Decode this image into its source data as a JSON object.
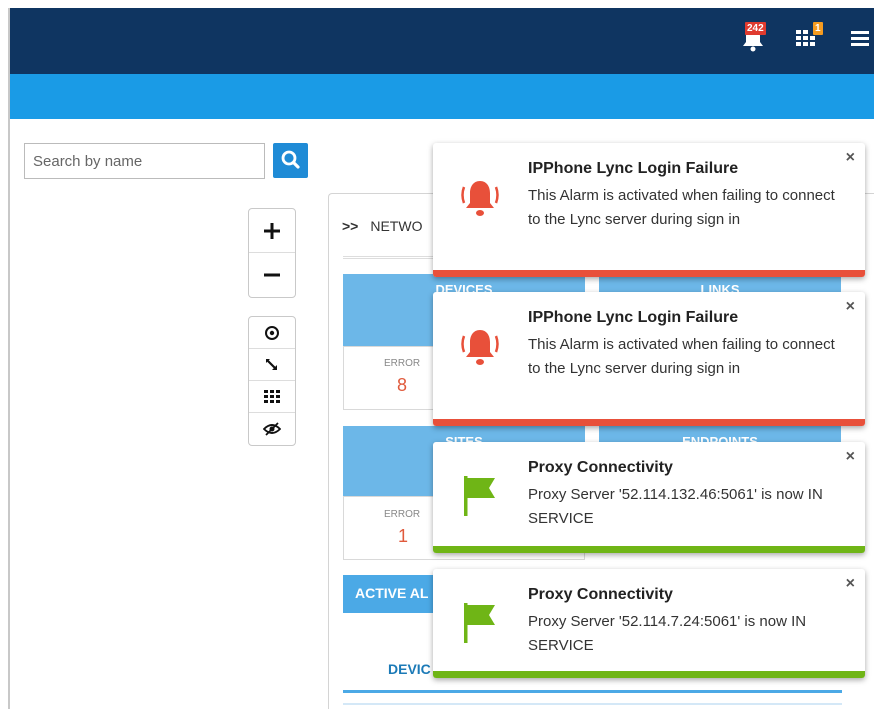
{
  "header": {
    "alarm_badge": "242",
    "tasks_badge": "1"
  },
  "search": {
    "placeholder": "Search by name"
  },
  "panel": {
    "title": "NETWO"
  },
  "tiles": [
    {
      "label": "DEVICES",
      "error_label": "ERROR",
      "error_value": "8"
    },
    {
      "label": "LINKS"
    },
    {
      "label": "SITES",
      "error_label": "ERROR",
      "error_value": "1"
    },
    {
      "label": "ENDPOINTS"
    }
  ],
  "active_alarms": {
    "label": "ACTIVE AL",
    "tab": "DEVIC"
  },
  "notifications": [
    {
      "title": "IPPhone Lync Login Failure",
      "message": "This Alarm is activated when failing to connect to the Lync server during sign in",
      "type": "alarm",
      "color": "#e8503a"
    },
    {
      "title": "IPPhone Lync Login Failure",
      "message": "This Alarm is activated when failing to connect to the Lync server during sign in",
      "type": "alarm",
      "color": "#e8503a"
    },
    {
      "title": "Proxy Connectivity",
      "message": "Proxy Server '52.114.132.46:5061' is now IN SERVICE",
      "type": "flag",
      "color": "#6fb516"
    },
    {
      "title": "Proxy Connectivity",
      "message": "Proxy Server '52.114.7.24:5061' is now IN SERVICE",
      "type": "flag",
      "color": "#6fb516"
    }
  ],
  "close_symbol": "×"
}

+--

# What is asked
All the material shown above is to be copied exactly, with no pictures carried over.

# Answer in full
Decode this image into its source data as a JSON object.
{
  "header": {
    "alarm_badge": "242",
    "tasks_badge": "1"
  },
  "search": {
    "placeholder": "Search by name"
  },
  "panel": {
    "title": "NETWO"
  },
  "tiles": [
    {
      "label": "DEVICES",
      "error_label": "ERROR",
      "error_value": "8"
    },
    {
      "label": "LINKS"
    },
    {
      "label": "SITES",
      "error_label": "ERROR",
      "error_value": "1"
    },
    {
      "label": "ENDPOINTS"
    }
  ],
  "active_alarms": {
    "label": "ACTIVE AL",
    "tab": "DEVIC"
  },
  "notifications": [
    {
      "title": "IPPhone Lync Login Failure",
      "message": "This Alarm is activated when failing to connect to the Lync server during sign in",
      "type": "alarm",
      "color": "#e8503a"
    },
    {
      "title": "IPPhone Lync Login Failure",
      "message": "This Alarm is activated when failing to connect to the Lync server during sign in",
      "type": "alarm",
      "color": "#e8503a"
    },
    {
      "title": "Proxy Connectivity",
      "message": "Proxy Server '52.114.132.46:5061' is now IN SERVICE",
      "type": "flag",
      "color": "#6fb516"
    },
    {
      "title": "Proxy Connectivity",
      "message": "Proxy Server '52.114.7.24:5061' is now IN SERVICE",
      "type": "flag",
      "color": "#6fb516"
    }
  ],
  "close_symbol": "×"
}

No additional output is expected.